-- WHAT YOU NEED TO DO --
Locate the string "flight" throughout the material and copy every line in which it occurs.

-- MATERIAL PROVIDED --
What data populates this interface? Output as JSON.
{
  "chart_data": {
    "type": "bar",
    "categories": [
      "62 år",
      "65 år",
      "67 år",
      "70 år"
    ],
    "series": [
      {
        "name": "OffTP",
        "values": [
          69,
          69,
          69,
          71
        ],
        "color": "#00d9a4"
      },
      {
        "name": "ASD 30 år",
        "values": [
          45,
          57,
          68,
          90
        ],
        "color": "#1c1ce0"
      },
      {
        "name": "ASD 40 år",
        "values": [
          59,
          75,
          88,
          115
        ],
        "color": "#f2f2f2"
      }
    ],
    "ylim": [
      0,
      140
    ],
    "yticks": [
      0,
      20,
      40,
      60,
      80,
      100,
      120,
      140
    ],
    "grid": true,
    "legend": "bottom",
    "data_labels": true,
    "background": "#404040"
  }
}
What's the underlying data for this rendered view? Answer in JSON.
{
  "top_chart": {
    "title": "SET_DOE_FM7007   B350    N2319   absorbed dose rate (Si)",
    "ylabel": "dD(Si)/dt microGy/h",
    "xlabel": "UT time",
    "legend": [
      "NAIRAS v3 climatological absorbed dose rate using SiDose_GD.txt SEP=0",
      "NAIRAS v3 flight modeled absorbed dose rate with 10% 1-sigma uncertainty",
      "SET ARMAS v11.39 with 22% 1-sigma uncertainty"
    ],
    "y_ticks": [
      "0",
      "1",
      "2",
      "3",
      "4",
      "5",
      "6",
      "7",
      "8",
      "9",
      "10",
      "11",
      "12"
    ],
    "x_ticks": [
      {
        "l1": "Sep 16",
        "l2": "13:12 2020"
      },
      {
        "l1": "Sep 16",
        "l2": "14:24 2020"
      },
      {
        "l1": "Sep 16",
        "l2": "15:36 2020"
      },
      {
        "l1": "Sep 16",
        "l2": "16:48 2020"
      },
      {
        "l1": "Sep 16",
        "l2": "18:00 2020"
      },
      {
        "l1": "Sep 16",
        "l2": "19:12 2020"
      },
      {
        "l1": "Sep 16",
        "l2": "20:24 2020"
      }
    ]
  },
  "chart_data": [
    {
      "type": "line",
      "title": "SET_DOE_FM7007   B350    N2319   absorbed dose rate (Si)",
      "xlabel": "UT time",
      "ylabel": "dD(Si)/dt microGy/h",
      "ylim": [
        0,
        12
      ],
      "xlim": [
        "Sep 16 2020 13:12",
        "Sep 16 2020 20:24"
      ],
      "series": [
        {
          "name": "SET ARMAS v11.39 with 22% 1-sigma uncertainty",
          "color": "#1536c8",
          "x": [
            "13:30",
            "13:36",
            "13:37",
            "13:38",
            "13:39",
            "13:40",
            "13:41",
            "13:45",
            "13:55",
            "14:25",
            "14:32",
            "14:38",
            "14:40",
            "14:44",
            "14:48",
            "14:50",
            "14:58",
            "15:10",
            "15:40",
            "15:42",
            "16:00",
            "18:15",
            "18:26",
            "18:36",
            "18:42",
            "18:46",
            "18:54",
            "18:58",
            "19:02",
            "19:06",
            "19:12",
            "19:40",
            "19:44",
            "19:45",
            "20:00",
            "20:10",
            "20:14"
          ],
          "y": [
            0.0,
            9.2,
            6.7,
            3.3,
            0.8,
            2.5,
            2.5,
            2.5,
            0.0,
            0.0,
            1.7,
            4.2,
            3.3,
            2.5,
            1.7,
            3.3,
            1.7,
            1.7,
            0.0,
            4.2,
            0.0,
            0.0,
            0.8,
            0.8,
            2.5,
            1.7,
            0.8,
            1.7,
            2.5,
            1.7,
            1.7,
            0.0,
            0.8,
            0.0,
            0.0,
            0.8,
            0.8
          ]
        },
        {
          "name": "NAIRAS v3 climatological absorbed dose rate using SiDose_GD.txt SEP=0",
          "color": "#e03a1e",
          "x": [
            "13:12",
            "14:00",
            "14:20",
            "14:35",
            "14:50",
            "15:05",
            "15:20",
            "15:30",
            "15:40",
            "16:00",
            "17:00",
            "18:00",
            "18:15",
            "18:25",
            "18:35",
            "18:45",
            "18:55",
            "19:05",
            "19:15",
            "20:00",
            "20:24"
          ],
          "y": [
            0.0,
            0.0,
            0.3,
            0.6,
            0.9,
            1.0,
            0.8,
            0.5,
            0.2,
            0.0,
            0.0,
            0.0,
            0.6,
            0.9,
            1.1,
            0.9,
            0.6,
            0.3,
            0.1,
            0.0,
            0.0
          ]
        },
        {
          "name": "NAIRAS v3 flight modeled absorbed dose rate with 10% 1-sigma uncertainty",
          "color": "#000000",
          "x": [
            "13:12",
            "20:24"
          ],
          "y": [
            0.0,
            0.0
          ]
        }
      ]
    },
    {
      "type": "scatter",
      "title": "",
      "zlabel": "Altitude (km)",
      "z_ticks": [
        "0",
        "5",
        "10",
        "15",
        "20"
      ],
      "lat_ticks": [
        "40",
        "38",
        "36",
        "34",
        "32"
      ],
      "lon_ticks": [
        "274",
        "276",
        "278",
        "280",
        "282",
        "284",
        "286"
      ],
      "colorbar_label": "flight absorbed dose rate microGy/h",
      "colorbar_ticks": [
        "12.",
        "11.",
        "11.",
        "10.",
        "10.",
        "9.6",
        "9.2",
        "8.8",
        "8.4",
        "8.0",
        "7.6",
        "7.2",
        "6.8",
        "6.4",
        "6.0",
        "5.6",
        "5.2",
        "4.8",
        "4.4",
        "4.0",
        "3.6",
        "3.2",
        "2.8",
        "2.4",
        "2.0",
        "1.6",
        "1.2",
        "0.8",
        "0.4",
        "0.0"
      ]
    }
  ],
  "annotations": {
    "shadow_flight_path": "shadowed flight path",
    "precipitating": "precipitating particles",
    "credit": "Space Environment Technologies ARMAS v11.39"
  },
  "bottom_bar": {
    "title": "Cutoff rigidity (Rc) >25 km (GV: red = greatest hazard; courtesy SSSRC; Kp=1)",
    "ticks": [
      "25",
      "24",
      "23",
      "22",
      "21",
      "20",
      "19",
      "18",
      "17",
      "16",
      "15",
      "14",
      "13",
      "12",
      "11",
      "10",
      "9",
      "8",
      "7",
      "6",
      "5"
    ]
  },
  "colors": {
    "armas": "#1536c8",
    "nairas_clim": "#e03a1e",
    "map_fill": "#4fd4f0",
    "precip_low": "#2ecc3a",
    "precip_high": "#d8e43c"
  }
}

-- RESPONSE TO THE EXERCISE --
      "NAIRAS v3 flight modeled absorbed dose rate with 10% 1-sigma uncertainty",
          "name": "NAIRAS v3 flight modeled absorbed dose rate with 10% 1-sigma uncertainty",
      "colorbar_label": "flight absorbed dose rate microGy/h",
    "shadow_flight_path": "shadowed flight path",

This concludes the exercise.